WORK TO DO:
Return a copy of each line that holds the string "Africa".

BEGIN

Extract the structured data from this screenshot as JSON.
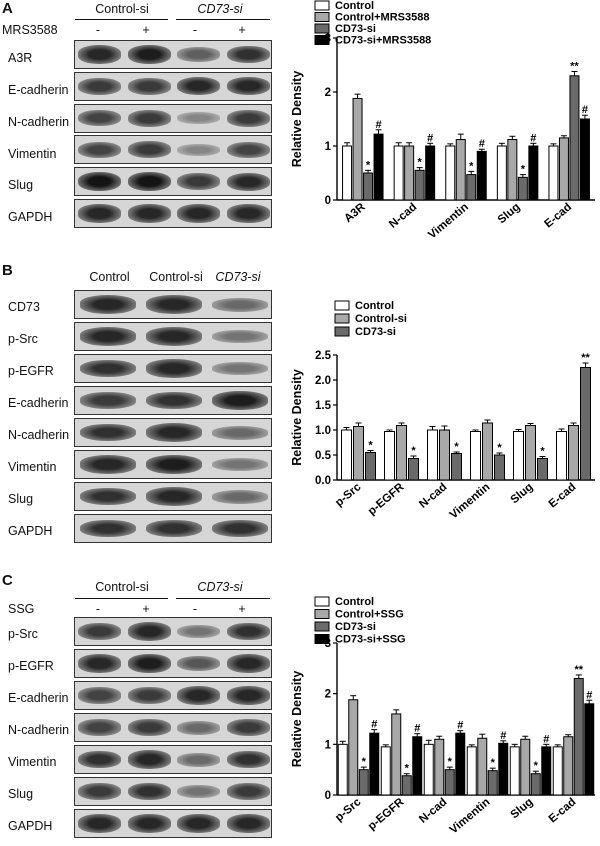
{
  "panels": [
    {
      "letter": "A",
      "blot": {
        "groups": [
          "Control-si",
          "CD73-si"
        ],
        "group_italic": [
          false,
          true
        ],
        "treatment_label": "MRS3588",
        "treatment_signs": [
          "-",
          "+",
          "-",
          "+"
        ],
        "rows": [
          "A3R",
          "E-cadherin",
          "N-cadherin",
          "Vimentin",
          "Slug",
          "GAPDH"
        ],
        "band_intensity": [
          [
            0.85,
            0.9,
            0.55,
            0.8
          ],
          [
            0.75,
            0.75,
            0.85,
            0.85
          ],
          [
            0.7,
            0.75,
            0.35,
            0.75
          ],
          [
            0.7,
            0.75,
            0.35,
            0.7
          ],
          [
            0.95,
            0.95,
            0.75,
            0.85
          ],
          [
            0.85,
            0.85,
            0.85,
            0.85
          ]
        ]
      }
    },
    {
      "letter": "B",
      "blot": {
        "lane_headers": [
          "Control",
          "Control-si",
          "CD73-si"
        ],
        "lane_italic": [
          false,
          false,
          true
        ],
        "rows": [
          "CD73",
          "p-Src",
          "p-EGFR",
          "E-cadherin",
          "N-cadherin",
          "Vimentin",
          "Slug",
          "GAPDH"
        ],
        "band_intensity": [
          [
            0.85,
            0.85,
            0.5
          ],
          [
            0.85,
            0.85,
            0.45
          ],
          [
            0.8,
            0.85,
            0.45
          ],
          [
            0.75,
            0.8,
            0.9
          ],
          [
            0.8,
            0.85,
            0.5
          ],
          [
            0.85,
            0.9,
            0.45
          ],
          [
            0.8,
            0.85,
            0.5
          ],
          [
            0.8,
            0.8,
            0.8
          ]
        ]
      }
    },
    {
      "letter": "C",
      "blot": {
        "groups": [
          "Control-si",
          "CD73-si"
        ],
        "group_italic": [
          false,
          true
        ],
        "treatment_label": "SSG",
        "treatment_signs": [
          "-",
          "+",
          "-",
          "+"
        ],
        "rows": [
          "p-Src",
          "p-EGFR",
          "E-cadherin",
          "N-cadherin",
          "Vimentin",
          "Slug",
          "GAPDH"
        ],
        "band_intensity": [
          [
            0.75,
            0.85,
            0.45,
            0.8
          ],
          [
            0.85,
            0.9,
            0.6,
            0.85
          ],
          [
            0.7,
            0.75,
            0.85,
            0.85
          ],
          [
            0.7,
            0.75,
            0.5,
            0.75
          ],
          [
            0.8,
            0.85,
            0.5,
            0.8
          ],
          [
            0.75,
            0.8,
            0.45,
            0.75
          ],
          [
            0.85,
            0.85,
            0.85,
            0.85
          ]
        ]
      }
    }
  ],
  "chart_data": [
    {
      "type": "bar",
      "panel": "A",
      "ylabel": "Relative Density",
      "ylim": [
        0,
        3
      ],
      "yticks": [
        0,
        1,
        2,
        3
      ],
      "categories": [
        "A3R",
        "N-cad",
        "Vimentin",
        "Slug",
        "E-cad"
      ],
      "series": [
        {
          "name": "Control",
          "color": "#ffffff",
          "values": [
            1.0,
            1.0,
            1.0,
            1.0,
            1.0
          ],
          "errors": [
            0.06,
            0.06,
            0.04,
            0.05,
            0.04
          ],
          "marks": [
            "",
            "",
            "",
            "",
            ""
          ]
        },
        {
          "name": "Control+MRS3588",
          "color": "#a8a8a8",
          "values": [
            1.88,
            1.0,
            1.12,
            1.12,
            1.15
          ],
          "errors": [
            0.08,
            0.06,
            0.1,
            0.06,
            0.04
          ],
          "marks": [
            "",
            "",
            "",
            "",
            ""
          ]
        },
        {
          "name": "CD73-si",
          "color": "#6a6a6a",
          "values": [
            0.5,
            0.55,
            0.47,
            0.42,
            2.3
          ],
          "errors": [
            0.05,
            0.05,
            0.06,
            0.05,
            0.08
          ],
          "marks": [
            "*",
            "*",
            "*",
            "*",
            "**"
          ]
        },
        {
          "name": "CD73-si+MRS3588",
          "color": "#000000",
          "values": [
            1.22,
            1.0,
            0.9,
            1.0,
            1.5
          ],
          "errors": [
            0.08,
            0.05,
            0.04,
            0.05,
            0.07
          ],
          "marks": [
            "#",
            "#",
            "#",
            "#",
            "#"
          ]
        }
      ],
      "legend_position": "top-right",
      "grid": false
    },
    {
      "type": "bar",
      "panel": "B",
      "ylabel": "Relative Density",
      "ylim": [
        0,
        2.5
      ],
      "yticks": [
        0.0,
        0.5,
        1.0,
        1.5,
        2.0,
        2.5
      ],
      "categories": [
        "p-Src",
        "p-EGFR",
        "N-cad",
        "Vimentin",
        "Slug",
        "E-cad"
      ],
      "series": [
        {
          "name": "Control",
          "color": "#ffffff",
          "values": [
            1.0,
            0.97,
            1.0,
            0.97,
            0.97,
            0.97
          ],
          "errors": [
            0.05,
            0.03,
            0.07,
            0.03,
            0.04,
            0.05
          ],
          "marks": [
            "",
            "",
            "",
            "",
            "",
            ""
          ]
        },
        {
          "name": "Control-si",
          "color": "#a8a8a8",
          "values": [
            1.07,
            1.09,
            1.0,
            1.14,
            1.09,
            1.09
          ],
          "errors": [
            0.07,
            0.05,
            0.08,
            0.06,
            0.04,
            0.05
          ],
          "marks": [
            "",
            "",
            "",
            "",
            "",
            ""
          ]
        },
        {
          "name": "CD73-si",
          "color": "#6a6a6a",
          "values": [
            0.55,
            0.43,
            0.53,
            0.5,
            0.43,
            2.25
          ],
          "errors": [
            0.04,
            0.05,
            0.03,
            0.04,
            0.04,
            0.09
          ],
          "marks": [
            "*",
            "*",
            "*",
            "*",
            "*",
            "**"
          ]
        }
      ],
      "legend_position": "top-left",
      "grid": false
    },
    {
      "type": "bar",
      "panel": "C",
      "ylabel": "Relative Density",
      "ylim": [
        0,
        3
      ],
      "yticks": [
        0,
        1,
        2,
        3
      ],
      "categories": [
        "p-Src",
        "p-EGFR",
        "N-cad",
        "Vimentin",
        "Slug",
        "E-cad"
      ],
      "series": [
        {
          "name": "Control",
          "color": "#ffffff",
          "values": [
            1.0,
            0.95,
            1.0,
            0.95,
            0.95,
            0.95
          ],
          "errors": [
            0.06,
            0.04,
            0.08,
            0.04,
            0.05,
            0.04
          ],
          "marks": [
            "",
            "",
            "",
            "",
            "",
            ""
          ]
        },
        {
          "name": "Control+SSG",
          "color": "#a8a8a8",
          "values": [
            1.88,
            1.6,
            1.1,
            1.12,
            1.1,
            1.15
          ],
          "errors": [
            0.08,
            0.08,
            0.06,
            0.08,
            0.06,
            0.04
          ],
          "marks": [
            "",
            "",
            "",
            "",
            "",
            ""
          ]
        },
        {
          "name": "CD73-si",
          "color": "#6a6a6a",
          "values": [
            0.5,
            0.38,
            0.5,
            0.48,
            0.42,
            2.3
          ],
          "errors": [
            0.05,
            0.04,
            0.05,
            0.05,
            0.05,
            0.07
          ],
          "marks": [
            "*",
            "*",
            "*",
            "*",
            "*",
            "**"
          ]
        },
        {
          "name": "CD73-si+SSG",
          "color": "#000000",
          "values": [
            1.22,
            1.15,
            1.22,
            1.02,
            0.95,
            1.8
          ],
          "errors": [
            0.07,
            0.06,
            0.05,
            0.05,
            0.05,
            0.07
          ],
          "marks": [
            "#",
            "#",
            "#",
            "#",
            "#",
            "#"
          ]
        }
      ],
      "legend_position": "top-left",
      "grid": false
    }
  ]
}
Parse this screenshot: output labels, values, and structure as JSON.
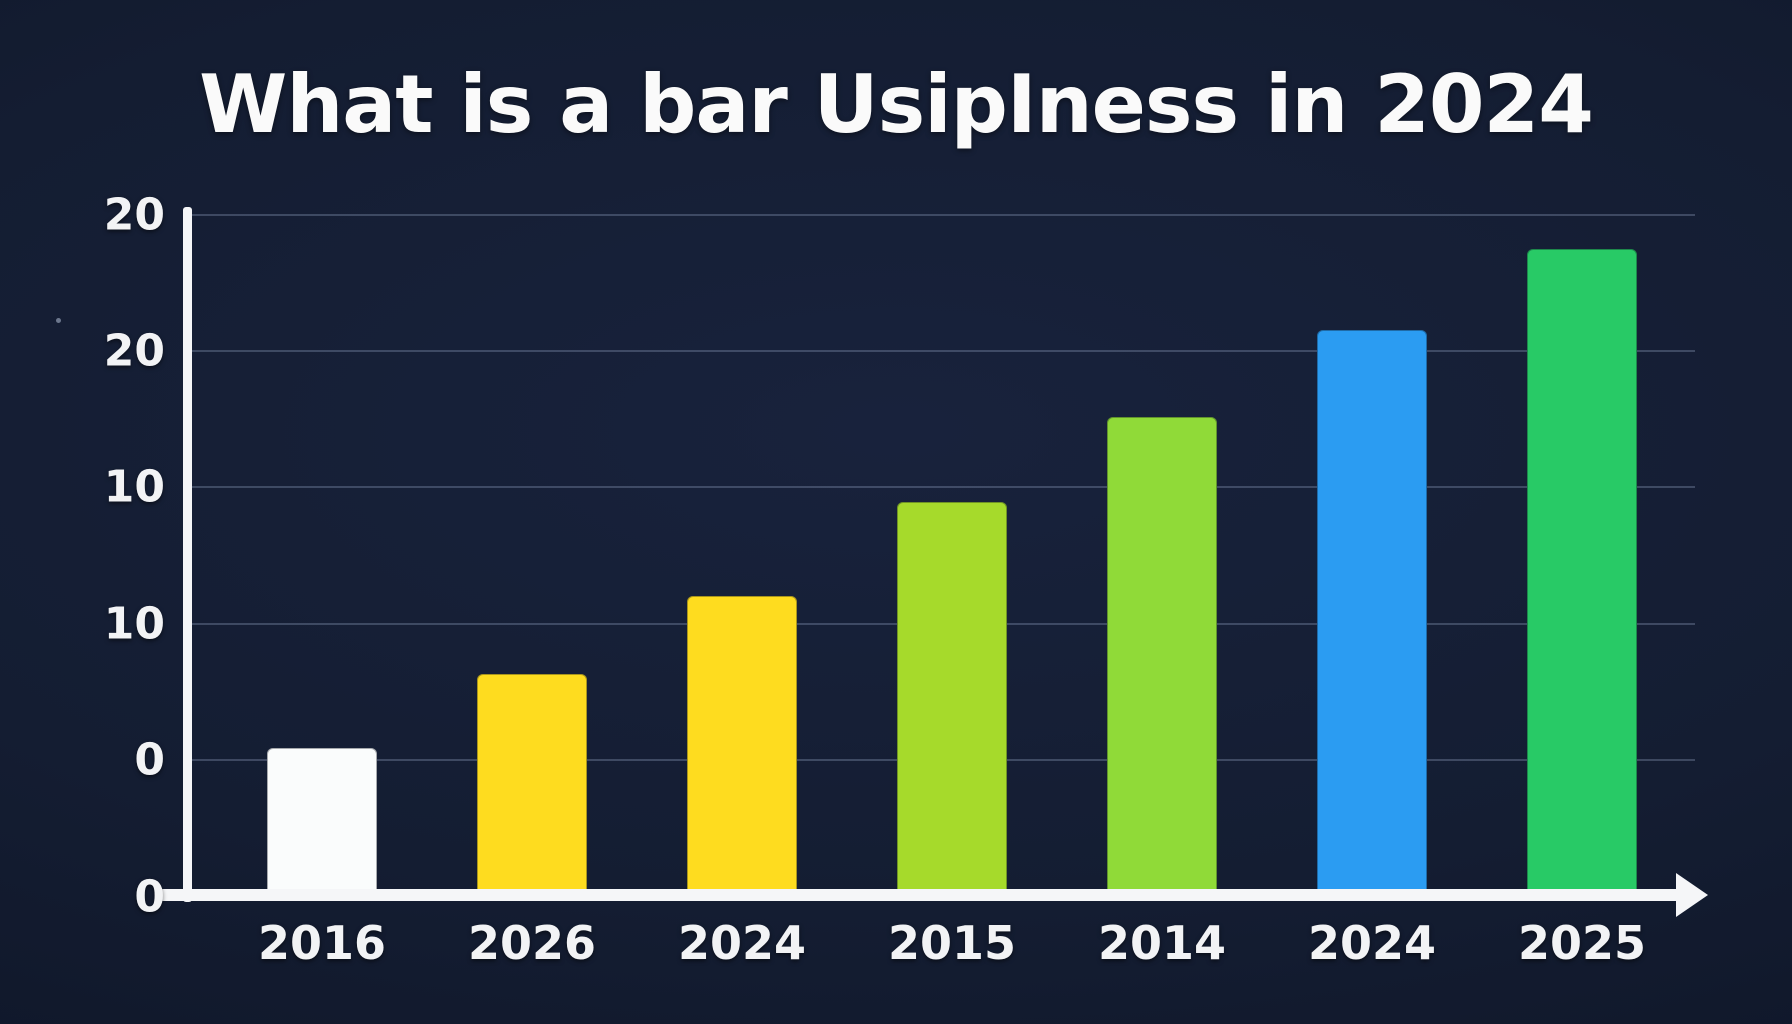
{
  "chart_data": {
    "type": "bar",
    "title": "What is a bar UsipIness in 2024",
    "categories": [
      "2016",
      "2026",
      "2024",
      "2015",
      "2014",
      "2024",
      "2025"
    ],
    "values": [
      4.2,
      6.4,
      8.7,
      11.5,
      14.0,
      16.6,
      19.0
    ],
    "bar_colors": [
      "#fafcfc",
      "#fedc1f",
      "#fedc1f",
      "#a6da2b",
      "#90da38",
      "#2b9cf2",
      "#28ca66"
    ],
    "y_tick_labels": [
      "20",
      "20",
      "10",
      "10",
      "0",
      "0"
    ],
    "xlabel": "",
    "ylabel": "",
    "ylim": [
      0,
      20
    ],
    "grid": true,
    "legend": "none",
    "background_color": "#131c30",
    "axis_color": "#f5f6f8",
    "text_color": "#f2f3f5"
  }
}
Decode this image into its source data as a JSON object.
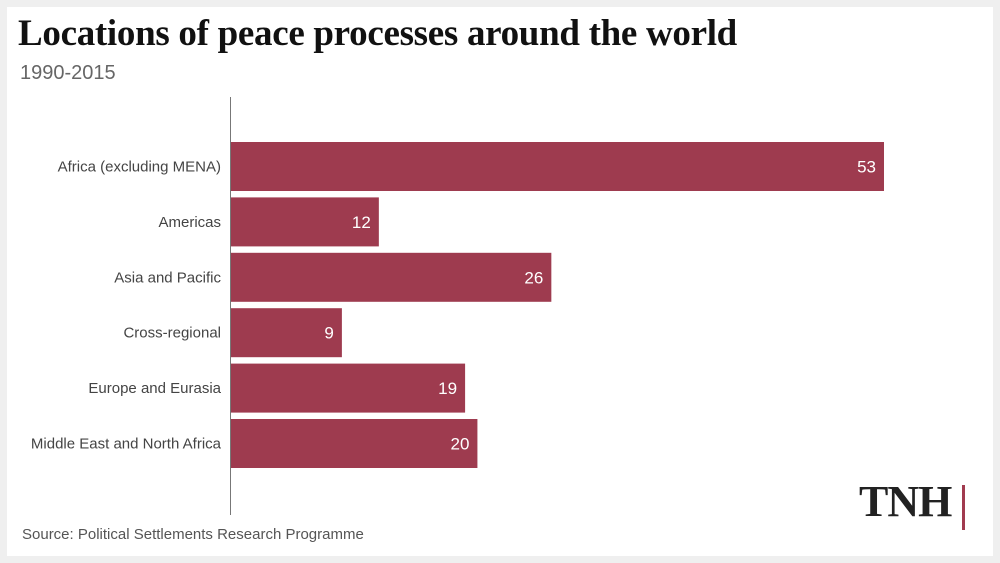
{
  "title": "Locations of peace processes around the world",
  "subtitle": "1990-2015",
  "source": "Source: Political Settlements Research Programme",
  "logo": "TNH",
  "colors": {
    "bar": "#9e3b4f",
    "logo_accent": "#a13b4f"
  },
  "chart_data": {
    "type": "bar",
    "orientation": "horizontal",
    "title": "Locations of peace processes around the world",
    "subtitle": "1990-2015",
    "categories": [
      "Africa (excluding MENA)",
      "Americas",
      "Asia and Pacific",
      "Cross-regional",
      "Europe and Eurasia",
      "Middle East and North Africa"
    ],
    "values": [
      53,
      12,
      26,
      9,
      19,
      20
    ],
    "xlim": [
      0,
      53
    ],
    "grid": false,
    "data_labels": true
  }
}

END

RESULT OF THIS EXERCISE:
      "Africa (excluding MENA)",
      "Middle East and North Africa"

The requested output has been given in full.